Recorded data
= Beginning of Section =
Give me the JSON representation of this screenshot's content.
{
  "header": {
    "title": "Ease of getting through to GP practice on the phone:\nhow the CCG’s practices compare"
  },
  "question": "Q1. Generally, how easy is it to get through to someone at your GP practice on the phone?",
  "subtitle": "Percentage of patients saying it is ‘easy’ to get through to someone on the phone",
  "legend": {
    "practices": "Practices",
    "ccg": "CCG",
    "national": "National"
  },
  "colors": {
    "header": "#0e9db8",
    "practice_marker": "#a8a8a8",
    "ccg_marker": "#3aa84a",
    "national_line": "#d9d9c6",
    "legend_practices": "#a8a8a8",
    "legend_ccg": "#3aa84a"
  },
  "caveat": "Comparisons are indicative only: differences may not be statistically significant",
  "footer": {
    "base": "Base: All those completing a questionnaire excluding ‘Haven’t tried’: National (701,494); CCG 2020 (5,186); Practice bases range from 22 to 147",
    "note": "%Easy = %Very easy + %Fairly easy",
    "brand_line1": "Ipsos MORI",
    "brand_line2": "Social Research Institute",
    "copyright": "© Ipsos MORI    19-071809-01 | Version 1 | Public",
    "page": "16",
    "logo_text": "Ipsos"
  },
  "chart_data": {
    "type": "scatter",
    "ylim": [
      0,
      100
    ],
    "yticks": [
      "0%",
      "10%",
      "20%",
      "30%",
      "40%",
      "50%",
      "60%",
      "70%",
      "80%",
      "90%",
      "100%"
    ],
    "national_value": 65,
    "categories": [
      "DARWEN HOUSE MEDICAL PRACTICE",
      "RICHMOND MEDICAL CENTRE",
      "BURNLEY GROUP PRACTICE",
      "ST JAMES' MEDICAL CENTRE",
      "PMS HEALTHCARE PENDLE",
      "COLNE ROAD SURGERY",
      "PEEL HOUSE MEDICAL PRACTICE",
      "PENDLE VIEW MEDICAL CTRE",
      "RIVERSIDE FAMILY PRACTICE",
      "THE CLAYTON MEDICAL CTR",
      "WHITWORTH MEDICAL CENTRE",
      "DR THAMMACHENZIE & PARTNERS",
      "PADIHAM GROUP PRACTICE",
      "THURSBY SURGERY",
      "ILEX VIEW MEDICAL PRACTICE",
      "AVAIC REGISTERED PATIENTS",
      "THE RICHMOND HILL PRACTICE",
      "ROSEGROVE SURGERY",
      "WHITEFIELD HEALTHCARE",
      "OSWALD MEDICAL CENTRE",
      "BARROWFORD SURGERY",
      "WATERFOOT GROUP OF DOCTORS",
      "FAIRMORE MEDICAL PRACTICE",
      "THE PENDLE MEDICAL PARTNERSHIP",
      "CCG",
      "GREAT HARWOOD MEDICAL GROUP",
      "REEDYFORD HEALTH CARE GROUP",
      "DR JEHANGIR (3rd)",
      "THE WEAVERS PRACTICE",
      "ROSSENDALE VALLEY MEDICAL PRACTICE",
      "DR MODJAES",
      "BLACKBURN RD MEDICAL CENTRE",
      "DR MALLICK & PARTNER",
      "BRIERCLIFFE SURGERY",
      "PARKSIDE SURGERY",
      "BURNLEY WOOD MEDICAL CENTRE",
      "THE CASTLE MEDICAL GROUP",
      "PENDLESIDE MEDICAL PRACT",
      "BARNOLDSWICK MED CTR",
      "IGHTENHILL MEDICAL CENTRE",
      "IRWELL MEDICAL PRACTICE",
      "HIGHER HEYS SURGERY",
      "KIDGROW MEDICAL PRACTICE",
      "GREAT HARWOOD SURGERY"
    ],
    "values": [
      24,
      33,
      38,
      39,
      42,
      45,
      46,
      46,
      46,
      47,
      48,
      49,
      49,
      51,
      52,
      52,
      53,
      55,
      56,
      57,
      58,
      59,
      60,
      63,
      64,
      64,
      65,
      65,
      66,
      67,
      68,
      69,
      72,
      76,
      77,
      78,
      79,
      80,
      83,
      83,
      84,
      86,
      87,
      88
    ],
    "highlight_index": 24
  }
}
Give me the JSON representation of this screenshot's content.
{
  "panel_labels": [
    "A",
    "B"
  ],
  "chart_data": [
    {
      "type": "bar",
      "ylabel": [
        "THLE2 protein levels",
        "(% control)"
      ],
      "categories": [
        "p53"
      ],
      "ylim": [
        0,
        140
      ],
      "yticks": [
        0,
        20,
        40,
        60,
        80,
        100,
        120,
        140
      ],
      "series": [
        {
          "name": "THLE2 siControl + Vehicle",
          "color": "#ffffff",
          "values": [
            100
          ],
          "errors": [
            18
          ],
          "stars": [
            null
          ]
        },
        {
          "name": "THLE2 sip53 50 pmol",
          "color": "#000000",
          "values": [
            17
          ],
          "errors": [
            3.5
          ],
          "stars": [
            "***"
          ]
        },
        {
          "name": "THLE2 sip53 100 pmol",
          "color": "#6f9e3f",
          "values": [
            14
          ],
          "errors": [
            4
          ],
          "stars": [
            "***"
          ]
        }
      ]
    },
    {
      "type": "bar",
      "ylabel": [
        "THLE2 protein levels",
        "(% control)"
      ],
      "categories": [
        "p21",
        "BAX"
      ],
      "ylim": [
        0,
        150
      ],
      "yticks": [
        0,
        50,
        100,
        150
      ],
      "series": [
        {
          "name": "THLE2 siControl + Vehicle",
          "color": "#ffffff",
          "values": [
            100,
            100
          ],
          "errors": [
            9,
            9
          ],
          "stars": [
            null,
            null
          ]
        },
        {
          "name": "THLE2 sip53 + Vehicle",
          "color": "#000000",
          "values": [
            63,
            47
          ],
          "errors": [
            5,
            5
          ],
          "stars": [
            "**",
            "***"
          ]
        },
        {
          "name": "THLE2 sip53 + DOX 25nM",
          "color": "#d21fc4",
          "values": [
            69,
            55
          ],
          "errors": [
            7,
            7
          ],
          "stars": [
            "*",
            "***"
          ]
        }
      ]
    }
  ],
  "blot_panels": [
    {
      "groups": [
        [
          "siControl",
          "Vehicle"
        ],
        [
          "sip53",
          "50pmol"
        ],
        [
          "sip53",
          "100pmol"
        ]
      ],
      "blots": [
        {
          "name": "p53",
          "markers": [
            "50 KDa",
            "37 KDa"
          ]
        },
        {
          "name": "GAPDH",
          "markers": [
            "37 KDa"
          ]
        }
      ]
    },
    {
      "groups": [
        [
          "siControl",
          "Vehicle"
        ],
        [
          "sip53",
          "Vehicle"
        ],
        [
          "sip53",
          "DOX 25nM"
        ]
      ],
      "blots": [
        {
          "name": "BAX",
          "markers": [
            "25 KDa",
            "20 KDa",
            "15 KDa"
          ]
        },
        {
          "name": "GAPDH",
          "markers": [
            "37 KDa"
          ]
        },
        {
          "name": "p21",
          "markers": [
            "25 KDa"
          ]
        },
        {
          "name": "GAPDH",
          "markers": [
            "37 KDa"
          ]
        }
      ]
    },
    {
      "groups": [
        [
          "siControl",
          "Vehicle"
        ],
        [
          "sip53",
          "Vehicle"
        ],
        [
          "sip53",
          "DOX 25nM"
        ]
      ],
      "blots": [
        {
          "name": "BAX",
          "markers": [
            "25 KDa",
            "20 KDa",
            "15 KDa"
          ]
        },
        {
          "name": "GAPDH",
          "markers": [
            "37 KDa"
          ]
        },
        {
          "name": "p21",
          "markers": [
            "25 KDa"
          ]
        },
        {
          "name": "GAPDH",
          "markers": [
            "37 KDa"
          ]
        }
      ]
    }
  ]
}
= End of Section =
» **EXERCISE DETAILS**
Check which lines of the entries hold the word "GREAT", then please give only how many there are.

» **ANSWER SECTION**
2